**Instruction:** Leave the pictures out, and retype all of the material exactly as written.

**Given records:**

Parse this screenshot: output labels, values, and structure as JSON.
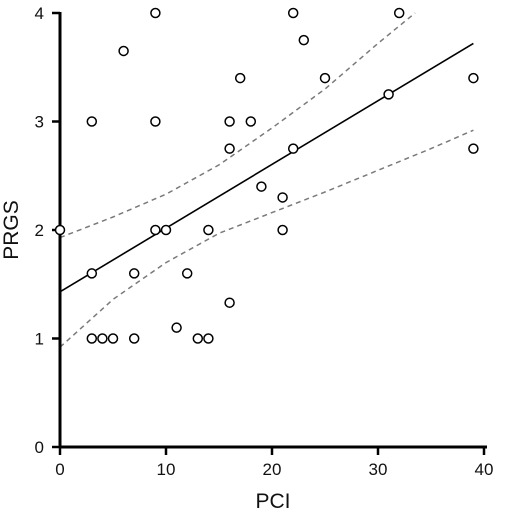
{
  "chart_data": {
    "type": "scatter",
    "xlabel": "PCI",
    "ylabel": "PRGS",
    "xlim": [
      0,
      40
    ],
    "ylim": [
      0,
      4
    ],
    "xticks": [
      "0",
      "10",
      "20",
      "30",
      "40"
    ],
    "yticks": [
      "0",
      "1",
      "2",
      "3",
      "4"
    ],
    "grid": false,
    "points": [
      {
        "x": 0,
        "y": 2.0
      },
      {
        "x": 3,
        "y": 3.0
      },
      {
        "x": 3,
        "y": 1.6
      },
      {
        "x": 3,
        "y": 1.0
      },
      {
        "x": 4,
        "y": 1.0
      },
      {
        "x": 5,
        "y": 1.0
      },
      {
        "x": 6,
        "y": 3.65
      },
      {
        "x": 7,
        "y": 1.6
      },
      {
        "x": 7,
        "y": 1.0
      },
      {
        "x": 9,
        "y": 4.0
      },
      {
        "x": 9,
        "y": 3.0
      },
      {
        "x": 9,
        "y": 2.0
      },
      {
        "x": 10,
        "y": 2.0
      },
      {
        "x": 11,
        "y": 1.1
      },
      {
        "x": 12,
        "y": 1.6
      },
      {
        "x": 13,
        "y": 1.0
      },
      {
        "x": 14,
        "y": 1.0
      },
      {
        "x": 14,
        "y": 2.0
      },
      {
        "x": 16,
        "y": 3.0
      },
      {
        "x": 16,
        "y": 2.75
      },
      {
        "x": 16,
        "y": 1.33
      },
      {
        "x": 17,
        "y": 3.4
      },
      {
        "x": 18,
        "y": 3.0
      },
      {
        "x": 19,
        "y": 2.4
      },
      {
        "x": 21,
        "y": 2.3
      },
      {
        "x": 21,
        "y": 2.0
      },
      {
        "x": 22,
        "y": 4.0
      },
      {
        "x": 22,
        "y": 2.75
      },
      {
        "x": 23,
        "y": 3.75
      },
      {
        "x": 25,
        "y": 3.4
      },
      {
        "x": 31,
        "y": 3.25
      },
      {
        "x": 32,
        "y": 4.0
      },
      {
        "x": 39,
        "y": 3.4
      },
      {
        "x": 39,
        "y": 2.75
      }
    ],
    "regression_line": {
      "x": [
        0,
        39
      ],
      "y": [
        1.43,
        3.72
      ]
    },
    "confidence_band": {
      "upper": {
        "x": [
          0,
          5,
          10,
          15,
          20,
          25,
          30,
          33.5
        ],
        "y": [
          1.93,
          2.12,
          2.33,
          2.6,
          2.94,
          3.3,
          3.72,
          4.0
        ]
      },
      "lower": {
        "x": [
          0,
          5,
          10,
          15,
          20,
          25,
          30,
          35,
          39
        ],
        "y": [
          0.92,
          1.36,
          1.7,
          1.97,
          2.16,
          2.35,
          2.55,
          2.75,
          2.92
        ]
      }
    },
    "colors": {
      "axis": "#000000",
      "points_stroke": "#000000",
      "points_fill": "#ffffff",
      "regression": "#000000",
      "band": "#7a7a7a"
    }
  }
}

**Written response:**
Parse this screenshot: output labels, values, and structure as JSON.
{
  "chart_data": {
    "type": "scatter",
    "xlabel": "PCI",
    "ylabel": "PRGS",
    "xlim": [
      0,
      40
    ],
    "ylim": [
      0,
      4
    ],
    "xticks": [
      "0",
      "10",
      "20",
      "30",
      "40"
    ],
    "yticks": [
      "0",
      "1",
      "2",
      "3",
      "4"
    ],
    "grid": false,
    "points": [
      {
        "x": 0,
        "y": 2.0
      },
      {
        "x": 3,
        "y": 3.0
      },
      {
        "x": 3,
        "y": 1.6
      },
      {
        "x": 3,
        "y": 1.0
      },
      {
        "x": 4,
        "y": 1.0
      },
      {
        "x": 5,
        "y": 1.0
      },
      {
        "x": 6,
        "y": 3.65
      },
      {
        "x": 7,
        "y": 1.6
      },
      {
        "x": 7,
        "y": 1.0
      },
      {
        "x": 9,
        "y": 4.0
      },
      {
        "x": 9,
        "y": 3.0
      },
      {
        "x": 9,
        "y": 2.0
      },
      {
        "x": 10,
        "y": 2.0
      },
      {
        "x": 11,
        "y": 1.1
      },
      {
        "x": 12,
        "y": 1.6
      },
      {
        "x": 13,
        "y": 1.0
      },
      {
        "x": 14,
        "y": 1.0
      },
      {
        "x": 14,
        "y": 2.0
      },
      {
        "x": 16,
        "y": 3.0
      },
      {
        "x": 16,
        "y": 2.75
      },
      {
        "x": 16,
        "y": 1.33
      },
      {
        "x": 17,
        "y": 3.4
      },
      {
        "x": 18,
        "y": 3.0
      },
      {
        "x": 19,
        "y": 2.4
      },
      {
        "x": 21,
        "y": 2.3
      },
      {
        "x": 21,
        "y": 2.0
      },
      {
        "x": 22,
        "y": 4.0
      },
      {
        "x": 22,
        "y": 2.75
      },
      {
        "x": 23,
        "y": 3.75
      },
      {
        "x": 25,
        "y": 3.4
      },
      {
        "x": 31,
        "y": 3.25
      },
      {
        "x": 32,
        "y": 4.0
      },
      {
        "x": 39,
        "y": 3.4
      },
      {
        "x": 39,
        "y": 2.75
      }
    ],
    "regression_line": {
      "x": [
        0,
        39
      ],
      "y": [
        1.43,
        3.72
      ]
    },
    "confidence_band": {
      "upper": {
        "x": [
          0,
          5,
          10,
          15,
          20,
          25,
          30,
          33.5
        ],
        "y": [
          1.93,
          2.12,
          2.33,
          2.6,
          2.94,
          3.3,
          3.72,
          4.0
        ]
      },
      "lower": {
        "x": [
          0,
          5,
          10,
          15,
          20,
          25,
          30,
          35,
          39
        ],
        "y": [
          0.92,
          1.36,
          1.7,
          1.97,
          2.16,
          2.35,
          2.55,
          2.75,
          2.92
        ]
      }
    },
    "colors": {
      "axis": "#000000",
      "points_stroke": "#000000",
      "points_fill": "#ffffff",
      "regression": "#000000",
      "band": "#7a7a7a"
    }
  }
}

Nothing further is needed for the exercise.